• _ITEMS_:
....

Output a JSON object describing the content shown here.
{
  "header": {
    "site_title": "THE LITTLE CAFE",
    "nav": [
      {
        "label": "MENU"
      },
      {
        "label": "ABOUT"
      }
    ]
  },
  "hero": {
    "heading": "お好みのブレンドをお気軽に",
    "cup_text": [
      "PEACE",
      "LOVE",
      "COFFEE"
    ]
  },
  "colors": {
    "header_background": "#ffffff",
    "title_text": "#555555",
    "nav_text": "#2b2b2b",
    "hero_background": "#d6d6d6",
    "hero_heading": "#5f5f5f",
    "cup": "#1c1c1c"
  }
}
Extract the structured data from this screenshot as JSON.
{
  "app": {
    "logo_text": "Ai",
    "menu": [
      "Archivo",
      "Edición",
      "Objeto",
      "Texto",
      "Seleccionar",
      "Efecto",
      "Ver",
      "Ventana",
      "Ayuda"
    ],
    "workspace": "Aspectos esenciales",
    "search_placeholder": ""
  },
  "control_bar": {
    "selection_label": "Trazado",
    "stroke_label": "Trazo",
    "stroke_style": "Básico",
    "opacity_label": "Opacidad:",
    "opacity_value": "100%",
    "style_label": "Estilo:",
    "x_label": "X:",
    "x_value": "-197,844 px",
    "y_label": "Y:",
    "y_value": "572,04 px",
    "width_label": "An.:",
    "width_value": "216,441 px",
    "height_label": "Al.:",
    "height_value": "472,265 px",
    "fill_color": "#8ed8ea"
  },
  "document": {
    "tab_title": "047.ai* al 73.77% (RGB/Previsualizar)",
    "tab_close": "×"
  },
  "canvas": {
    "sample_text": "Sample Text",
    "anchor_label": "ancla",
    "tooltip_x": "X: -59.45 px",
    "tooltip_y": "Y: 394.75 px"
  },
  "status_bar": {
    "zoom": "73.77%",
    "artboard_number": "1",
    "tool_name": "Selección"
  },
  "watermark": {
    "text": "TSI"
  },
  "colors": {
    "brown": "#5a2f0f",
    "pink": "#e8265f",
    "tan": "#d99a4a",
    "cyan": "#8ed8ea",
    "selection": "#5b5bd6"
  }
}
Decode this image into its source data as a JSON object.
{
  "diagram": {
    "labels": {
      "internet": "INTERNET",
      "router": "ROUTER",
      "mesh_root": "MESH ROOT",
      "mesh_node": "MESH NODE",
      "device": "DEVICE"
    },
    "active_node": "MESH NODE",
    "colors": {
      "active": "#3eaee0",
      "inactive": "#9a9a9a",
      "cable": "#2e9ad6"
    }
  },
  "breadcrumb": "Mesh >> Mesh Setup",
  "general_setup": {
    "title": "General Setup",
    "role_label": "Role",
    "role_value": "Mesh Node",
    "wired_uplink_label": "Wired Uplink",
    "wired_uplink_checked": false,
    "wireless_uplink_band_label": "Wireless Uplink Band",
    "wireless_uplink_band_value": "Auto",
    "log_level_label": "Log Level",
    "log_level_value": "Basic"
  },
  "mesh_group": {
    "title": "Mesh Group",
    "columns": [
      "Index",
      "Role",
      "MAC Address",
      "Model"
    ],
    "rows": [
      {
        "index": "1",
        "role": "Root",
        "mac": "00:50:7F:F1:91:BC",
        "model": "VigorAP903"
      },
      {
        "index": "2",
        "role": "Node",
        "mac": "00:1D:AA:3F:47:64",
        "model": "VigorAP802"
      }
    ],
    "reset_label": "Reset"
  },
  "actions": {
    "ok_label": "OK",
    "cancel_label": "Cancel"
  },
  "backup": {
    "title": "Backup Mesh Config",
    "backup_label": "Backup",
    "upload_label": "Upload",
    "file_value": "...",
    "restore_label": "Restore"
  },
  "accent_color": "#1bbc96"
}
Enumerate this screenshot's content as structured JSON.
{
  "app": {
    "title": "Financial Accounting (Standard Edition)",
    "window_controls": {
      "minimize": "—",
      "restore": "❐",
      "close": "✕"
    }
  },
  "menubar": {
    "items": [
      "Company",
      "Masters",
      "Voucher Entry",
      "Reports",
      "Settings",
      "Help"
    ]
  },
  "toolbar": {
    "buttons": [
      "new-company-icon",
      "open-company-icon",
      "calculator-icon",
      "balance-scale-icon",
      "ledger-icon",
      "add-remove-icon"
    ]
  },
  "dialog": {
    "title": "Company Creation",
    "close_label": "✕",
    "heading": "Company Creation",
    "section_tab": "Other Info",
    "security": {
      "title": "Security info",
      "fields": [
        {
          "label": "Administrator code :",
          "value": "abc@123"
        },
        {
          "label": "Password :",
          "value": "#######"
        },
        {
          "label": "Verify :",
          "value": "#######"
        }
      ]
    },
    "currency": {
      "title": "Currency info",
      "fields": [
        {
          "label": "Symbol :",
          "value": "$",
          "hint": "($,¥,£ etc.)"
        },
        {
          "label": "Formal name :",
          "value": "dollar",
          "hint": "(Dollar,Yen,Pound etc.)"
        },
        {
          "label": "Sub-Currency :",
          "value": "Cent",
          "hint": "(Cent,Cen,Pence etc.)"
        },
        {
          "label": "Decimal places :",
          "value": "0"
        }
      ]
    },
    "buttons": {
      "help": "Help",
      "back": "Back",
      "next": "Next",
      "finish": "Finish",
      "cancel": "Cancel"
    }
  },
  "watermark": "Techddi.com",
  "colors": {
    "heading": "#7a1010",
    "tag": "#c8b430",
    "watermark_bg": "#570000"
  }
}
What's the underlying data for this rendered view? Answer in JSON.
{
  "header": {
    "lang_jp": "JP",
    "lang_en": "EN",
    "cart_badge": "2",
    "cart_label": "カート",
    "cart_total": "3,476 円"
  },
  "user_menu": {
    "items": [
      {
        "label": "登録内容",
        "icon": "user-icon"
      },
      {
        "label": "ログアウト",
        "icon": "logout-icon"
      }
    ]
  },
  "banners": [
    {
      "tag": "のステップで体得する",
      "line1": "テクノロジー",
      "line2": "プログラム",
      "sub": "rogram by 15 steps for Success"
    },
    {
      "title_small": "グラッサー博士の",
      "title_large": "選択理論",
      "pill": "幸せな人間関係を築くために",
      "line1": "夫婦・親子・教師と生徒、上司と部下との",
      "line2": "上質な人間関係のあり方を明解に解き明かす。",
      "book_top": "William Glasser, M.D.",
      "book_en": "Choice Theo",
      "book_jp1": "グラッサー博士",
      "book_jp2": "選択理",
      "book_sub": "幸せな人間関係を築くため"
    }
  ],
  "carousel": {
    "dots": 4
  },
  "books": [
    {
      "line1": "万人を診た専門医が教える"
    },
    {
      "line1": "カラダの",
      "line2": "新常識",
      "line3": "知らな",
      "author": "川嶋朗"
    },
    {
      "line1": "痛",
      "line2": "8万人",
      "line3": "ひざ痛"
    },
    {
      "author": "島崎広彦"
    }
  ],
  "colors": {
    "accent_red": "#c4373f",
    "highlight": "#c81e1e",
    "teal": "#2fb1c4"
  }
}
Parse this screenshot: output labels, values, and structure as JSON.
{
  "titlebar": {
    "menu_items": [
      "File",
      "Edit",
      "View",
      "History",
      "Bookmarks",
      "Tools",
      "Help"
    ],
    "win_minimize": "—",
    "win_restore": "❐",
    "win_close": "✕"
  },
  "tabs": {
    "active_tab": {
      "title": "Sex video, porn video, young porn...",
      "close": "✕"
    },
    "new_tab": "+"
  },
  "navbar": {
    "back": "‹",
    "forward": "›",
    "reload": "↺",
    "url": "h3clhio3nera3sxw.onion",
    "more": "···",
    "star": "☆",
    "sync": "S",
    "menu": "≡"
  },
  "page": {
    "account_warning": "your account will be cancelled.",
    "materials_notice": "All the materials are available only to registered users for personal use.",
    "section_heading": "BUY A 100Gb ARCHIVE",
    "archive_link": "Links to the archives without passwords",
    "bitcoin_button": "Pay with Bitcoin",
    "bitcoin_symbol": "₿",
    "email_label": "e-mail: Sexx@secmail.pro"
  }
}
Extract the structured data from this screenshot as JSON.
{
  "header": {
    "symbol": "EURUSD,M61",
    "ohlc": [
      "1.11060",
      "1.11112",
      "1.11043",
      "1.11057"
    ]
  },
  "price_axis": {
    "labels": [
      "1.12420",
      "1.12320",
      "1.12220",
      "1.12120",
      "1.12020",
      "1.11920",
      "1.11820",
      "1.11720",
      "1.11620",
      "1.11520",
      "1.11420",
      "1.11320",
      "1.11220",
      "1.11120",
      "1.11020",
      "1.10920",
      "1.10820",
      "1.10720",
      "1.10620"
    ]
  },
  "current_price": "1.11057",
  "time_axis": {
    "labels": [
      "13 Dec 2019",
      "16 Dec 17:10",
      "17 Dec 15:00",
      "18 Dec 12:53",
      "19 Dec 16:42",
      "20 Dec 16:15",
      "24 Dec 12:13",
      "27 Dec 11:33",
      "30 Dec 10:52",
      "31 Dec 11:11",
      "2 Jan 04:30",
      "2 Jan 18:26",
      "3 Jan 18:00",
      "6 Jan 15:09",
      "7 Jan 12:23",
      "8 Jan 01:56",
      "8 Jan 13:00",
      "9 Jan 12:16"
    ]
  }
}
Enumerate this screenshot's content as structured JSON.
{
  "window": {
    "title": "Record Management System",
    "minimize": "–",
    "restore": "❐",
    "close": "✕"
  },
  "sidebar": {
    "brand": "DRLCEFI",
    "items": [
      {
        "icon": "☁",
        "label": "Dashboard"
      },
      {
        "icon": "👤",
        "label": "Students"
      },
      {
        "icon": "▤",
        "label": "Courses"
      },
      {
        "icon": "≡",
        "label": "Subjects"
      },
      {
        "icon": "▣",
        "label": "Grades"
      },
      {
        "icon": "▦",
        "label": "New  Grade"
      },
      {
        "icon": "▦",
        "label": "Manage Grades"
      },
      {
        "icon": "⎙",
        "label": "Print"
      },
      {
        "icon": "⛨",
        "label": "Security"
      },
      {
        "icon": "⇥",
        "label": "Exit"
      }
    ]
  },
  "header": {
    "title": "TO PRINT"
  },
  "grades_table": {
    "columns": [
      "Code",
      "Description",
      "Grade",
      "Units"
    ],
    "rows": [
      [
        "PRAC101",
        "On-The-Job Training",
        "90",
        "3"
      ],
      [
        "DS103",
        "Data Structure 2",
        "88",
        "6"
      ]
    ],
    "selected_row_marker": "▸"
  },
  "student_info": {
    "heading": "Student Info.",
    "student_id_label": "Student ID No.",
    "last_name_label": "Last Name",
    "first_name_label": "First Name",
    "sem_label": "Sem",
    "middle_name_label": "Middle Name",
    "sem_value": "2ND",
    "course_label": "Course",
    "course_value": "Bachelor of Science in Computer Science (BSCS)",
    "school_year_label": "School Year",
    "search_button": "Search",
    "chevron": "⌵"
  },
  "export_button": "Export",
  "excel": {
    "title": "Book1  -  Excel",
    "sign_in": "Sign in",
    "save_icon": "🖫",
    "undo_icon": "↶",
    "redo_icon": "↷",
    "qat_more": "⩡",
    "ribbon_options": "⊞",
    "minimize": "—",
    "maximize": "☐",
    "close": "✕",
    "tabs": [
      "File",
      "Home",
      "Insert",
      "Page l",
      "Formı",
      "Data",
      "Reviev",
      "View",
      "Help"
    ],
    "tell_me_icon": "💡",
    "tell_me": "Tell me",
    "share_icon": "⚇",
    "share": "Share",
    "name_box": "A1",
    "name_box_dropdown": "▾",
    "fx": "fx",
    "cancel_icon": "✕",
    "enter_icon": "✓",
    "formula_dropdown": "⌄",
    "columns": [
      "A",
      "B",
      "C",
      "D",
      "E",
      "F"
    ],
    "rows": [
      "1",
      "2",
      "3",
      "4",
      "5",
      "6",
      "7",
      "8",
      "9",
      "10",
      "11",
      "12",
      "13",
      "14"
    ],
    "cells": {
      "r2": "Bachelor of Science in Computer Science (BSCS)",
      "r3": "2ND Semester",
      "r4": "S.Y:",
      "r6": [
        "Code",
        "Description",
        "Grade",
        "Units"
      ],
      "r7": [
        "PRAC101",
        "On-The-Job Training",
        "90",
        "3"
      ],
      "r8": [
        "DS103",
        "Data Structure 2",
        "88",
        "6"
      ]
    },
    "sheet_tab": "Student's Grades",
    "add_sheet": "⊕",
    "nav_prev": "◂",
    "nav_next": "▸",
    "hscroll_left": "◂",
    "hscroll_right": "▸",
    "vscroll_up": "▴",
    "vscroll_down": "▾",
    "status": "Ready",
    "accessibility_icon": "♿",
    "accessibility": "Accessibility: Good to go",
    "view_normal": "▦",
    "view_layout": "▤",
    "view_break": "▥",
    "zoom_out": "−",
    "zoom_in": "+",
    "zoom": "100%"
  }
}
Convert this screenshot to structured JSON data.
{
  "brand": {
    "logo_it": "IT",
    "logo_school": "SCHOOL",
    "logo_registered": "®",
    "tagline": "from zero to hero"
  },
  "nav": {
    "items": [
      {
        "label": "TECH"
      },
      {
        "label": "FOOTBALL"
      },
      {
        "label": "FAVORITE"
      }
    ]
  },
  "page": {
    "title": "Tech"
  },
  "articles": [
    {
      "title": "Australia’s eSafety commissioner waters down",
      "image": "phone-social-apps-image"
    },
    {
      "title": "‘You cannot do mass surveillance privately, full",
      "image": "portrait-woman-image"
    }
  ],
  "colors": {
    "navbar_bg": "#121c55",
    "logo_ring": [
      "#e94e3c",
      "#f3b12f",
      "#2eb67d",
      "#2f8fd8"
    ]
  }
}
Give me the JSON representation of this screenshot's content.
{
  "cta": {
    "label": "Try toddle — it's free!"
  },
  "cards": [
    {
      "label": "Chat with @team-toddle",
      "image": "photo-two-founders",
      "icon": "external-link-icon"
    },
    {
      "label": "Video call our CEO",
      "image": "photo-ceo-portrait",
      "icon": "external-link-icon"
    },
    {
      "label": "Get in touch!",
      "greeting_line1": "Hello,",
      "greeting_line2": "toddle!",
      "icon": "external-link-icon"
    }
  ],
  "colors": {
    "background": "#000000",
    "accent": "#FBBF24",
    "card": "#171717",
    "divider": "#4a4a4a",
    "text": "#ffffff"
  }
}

....

• _INSTRUCTION_:
All lines from the one with "Convert this screenshot" through the final line above are to be quoted exactly; quote no other line.

• _REPLY TO THE EXERCISE_:
Convert this screenshot to structured JSON data.
{
  "brand": {
    "logo_it": "IT",
    "logo_school": "SCHOOL",
    "logo_registered": "®",
    "tagline": "from zero to hero"
  },
  "nav": {
    "items": [
      {
        "label": "TECH"
      },
      {
        "label": "FOOTBALL"
      },
      {
        "label": "FAVORITE"
      }
    ]
  },
  "page": {
    "title": "Tech"
  },
  "articles": [
    {
      "title": "Australia’s eSafety commissioner waters down",
      "image": "phone-social-apps-image"
    },
    {
      "title": "‘You cannot do mass surveillance privately, full",
      "image": "portrait-woman-image"
    }
  ],
  "colors": {
    "navbar_bg": "#121c55",
    "logo_ring": [
      "#e94e3c",
      "#f3b12f",
      "#2eb67d",
      "#2f8fd8"
    ]
  }
}
Give me the JSON representation of this screenshot's content.
{
  "cta": {
    "label": "Try toddle — it's free!"
  },
  "cards": [
    {
      "label": "Chat with @team-toddle",
      "image": "photo-two-founders",
      "icon": "external-link-icon"
    },
    {
      "label": "Video call our CEO",
      "image": "photo-ceo-portrait",
      "icon": "external-link-icon"
    },
    {
      "label": "Get in touch!",
      "greeting_line1": "Hello,",
      "greeting_line2": "toddle!",
      "icon": "external-link-icon"
    }
  ],
  "colors": {
    "background": "#000000",
    "accent": "#FBBF24",
    "card": "#171717",
    "divider": "#4a4a4a",
    "text": "#ffffff"
  }
}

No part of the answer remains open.